Given exercise: Please determine how many lines of the material include the word "Radiation", and respond with nothing but that number.

Provided records:
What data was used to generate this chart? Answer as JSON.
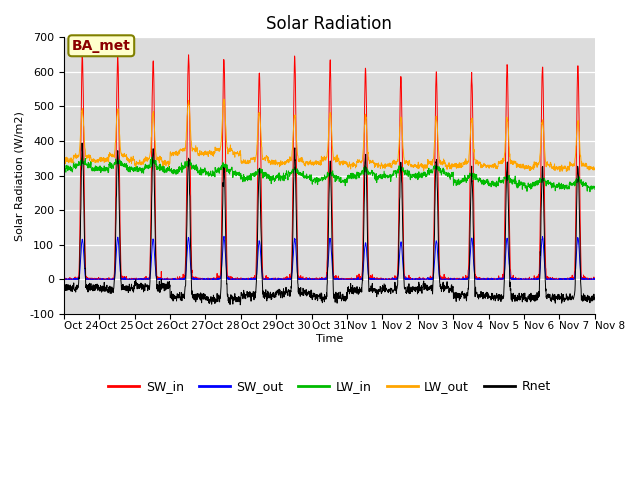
{
  "title": "Solar Radiation",
  "ylabel": "Solar Radiation (W/m2)",
  "xlabel": "Time",
  "ylim": [
    -100,
    700
  ],
  "yticks": [
    -100,
    0,
    100,
    200,
    300,
    400,
    500,
    600,
    700
  ],
  "x_tick_labels": [
    "Oct 24",
    "Oct 25",
    "Oct 26",
    "Oct 27",
    "Oct 28",
    "Oct 29",
    "Oct 30",
    "Oct 31",
    "Nov 1",
    "Nov 2",
    "Nov 3",
    "Nov 4",
    "Nov 5",
    "Nov 6",
    "Nov 7",
    "Nov 8"
  ],
  "num_days": 15,
  "annotation": "BA_met",
  "colors": {
    "SW_in": "#ff0000",
    "SW_out": "#0000ff",
    "LW_in": "#00bb00",
    "LW_out": "#ffa500",
    "Rnet": "#000000"
  },
  "background_color": "#dcdcdc",
  "title_fontsize": 12,
  "legend_fontsize": 9,
  "annotation_fontsize": 10,
  "points_per_day": 144
}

Expected answer: 2